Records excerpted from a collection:
########################################
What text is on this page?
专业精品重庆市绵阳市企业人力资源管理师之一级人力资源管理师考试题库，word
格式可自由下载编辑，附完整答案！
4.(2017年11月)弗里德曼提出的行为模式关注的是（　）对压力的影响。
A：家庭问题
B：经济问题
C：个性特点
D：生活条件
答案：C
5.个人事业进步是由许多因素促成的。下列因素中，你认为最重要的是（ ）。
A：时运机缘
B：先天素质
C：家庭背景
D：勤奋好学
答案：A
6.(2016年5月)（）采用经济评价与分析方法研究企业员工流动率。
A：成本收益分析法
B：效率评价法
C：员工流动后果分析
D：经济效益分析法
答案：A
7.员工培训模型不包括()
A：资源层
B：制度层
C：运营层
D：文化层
########################################
▸ **STATED EXERCISE**: Print the whole listing exactly as it is.

▸ **SOLVED EXERCISE**:
What text is on this page?
专业精品重庆市绵阳市企业人力资源管理师之一级人力资源管理师考试题库，word
格式可自由下载编辑，附完整答案！
4.(2017年11月)弗里德曼提出的行为模式关注的是（　）对压力的影响。
A：家庭问题
B：经济问题
C：个性特点
D：生活条件
答案：C
5.个人事业进步是由许多因素促成的。下列因素中，你认为最重要的是（ ）。
A：时运机缘
B：先天素质
C：家庭背景
D：勤奋好学
答案：A
6.(2016年5月)（）采用经济评价与分析方法研究企业员工流动率。
A：成本收益分析法
B：效率评价法
C：员工流动后果分析
D：经济效益分析法
答案：A
7.员工培训模型不包括()
A：资源层
B：制度层
C：运营层
D：文化层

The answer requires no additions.